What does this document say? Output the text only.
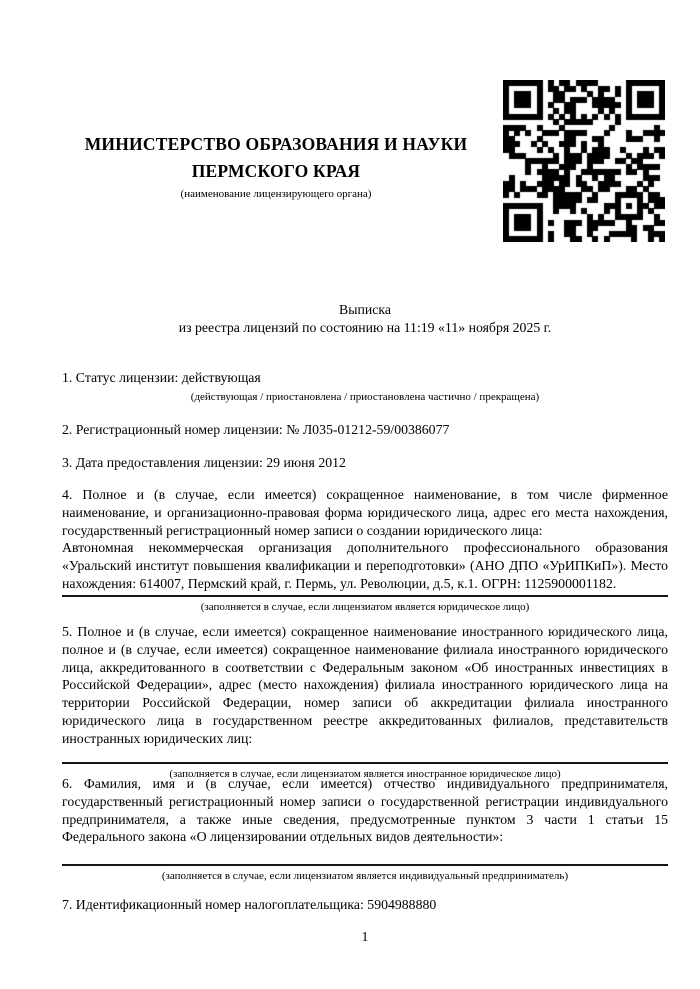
МИНИСТЕРСТВО ОБРАЗОВАНИЯ И НАУКИ
ПЕРМСКОГО КРАЯ
(наименование лицензирующего органа)
Выписка
из реестра лицензий по состоянию на 11:19 «11» ноября 2025 г.

1. Статус лицензии: действующая

(действующая / приостановлена / приостановлена частично / прекращена)

2. Регистрационный номер лицензии: № Л035-01212-59/00386077

3. Дата предоставления лицензии: 29 июня 2012

4. Полное и (в случае, если имеется) сокращенное наименование, в том числе фирменное наименование, и организационно-правовая форма юридического лица, адрес его места нахождения, государственный регистрационный номер записи о создании юридического лица:

Автономная некоммерческая организация дополнительного профессионального образования «Уральский институт повышения квалификации и переподготовки» (АНО ДПО «УрИПКиП»). Место нахождения: 614007, Пермский край, г. Пермь, ул. Революции, д.5, к.1. ОГРН: 1125900001182.

(заполняется в случае, если лицензиатом является юридическое лицо)

5. Полное и (в случае, если имеется) сокращенное наименование иностранного юридического лица, полное и (в случае, если имеется) сокращенное наименование филиала иностранного юридического лица, аккредитованного в соответствии с Федеральным законом «Об иностранных инвестициях в Российской Федерации», адрес (место нахождения) филиала иностранного юридического лица на территории Российской Федерации, номер записи об аккредитации филиала иностранного юридического лица в государственном реестре аккредитованных филиалов, представительств иностранных юридических лиц:

(заполняется в случае, если лицензиатом является иностранное юридическое лицо)

6. Фамилия, имя и (в случае, если имеется) отчество индивидуального предпринимателя, государственный регистрационный номер записи о государственной регистрации индивидуального предпринимателя, а также иные сведения, предусмотренные пунктом 3 части 1 статьи 15 Федерального закона «О лицензировании отдельных видов деятельности»:

(заполняется в случае, если лицензиатом является индивидуальный предприниматель)

7. Идентификационный номер налогоплательщика: 5904988880

1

........

DIRECTIVE – Except for the pictures, print the data above exactly.

SOLUTION FOR THIS TASK –
What does this document say? Output the text only.
МИНИСТЕРСТВО ОБРАЗОВАНИЯ И НАУКИ
ПЕРМСКОГО КРАЯ
(наименование лицензирующего органа)
Выписка
из реестра лицензий по состоянию на 11:19 «11» ноября 2025 г.

1. Статус лицензии: действующая

(действующая / приостановлена / приостановлена частично / прекращена)

2. Регистрационный номер лицензии: № Л035-01212-59/00386077

3. Дата предоставления лицензии: 29 июня 2012

4. Полное и (в случае, если имеется) сокращенное наименование, в том числе фирменное наименование, и организационно-правовая форма юридического лица, адрес его места нахождения, государственный регистрационный номер записи о создании юридического лица:

Автономная некоммерческая организация дополнительного профессионального образования «Уральский институт повышения квалификации и переподготовки» (АНО ДПО «УрИПКиП»). Место нахождения: 614007, Пермский край, г. Пермь, ул. Революции, д.5, к.1. ОГРН: 1125900001182.

(заполняется в случае, если лицензиатом является юридическое лицо)

5. Полное и (в случае, если имеется) сокращенное наименование иностранного юридического лица, полное и (в случае, если имеется) сокращенное наименование филиала иностранного юридического лица, аккредитованного в соответствии с Федеральным законом «Об иностранных инвестициях в Российской Федерации», адрес (место нахождения) филиала иностранного юридического лица на территории Российской Федерации, номер записи об аккредитации филиала иностранного юридического лица в государственном реестре аккредитованных филиалов, представительств иностранных юридических лиц:

(заполняется в случае, если лицензиатом является иностранное юридическое лицо)

6. Фамилия, имя и (в случае, если имеется) отчество индивидуального предпринимателя, государственный регистрационный номер записи о государственной регистрации индивидуального предпринимателя, а также иные сведения, предусмотренные пунктом 3 части 1 статьи 15 Федерального закона «О лицензировании отдельных видов деятельности»:

(заполняется в случае, если лицензиатом является индивидуальный предприниматель)

7. Идентификационный номер налогоплательщика: 5904988880

1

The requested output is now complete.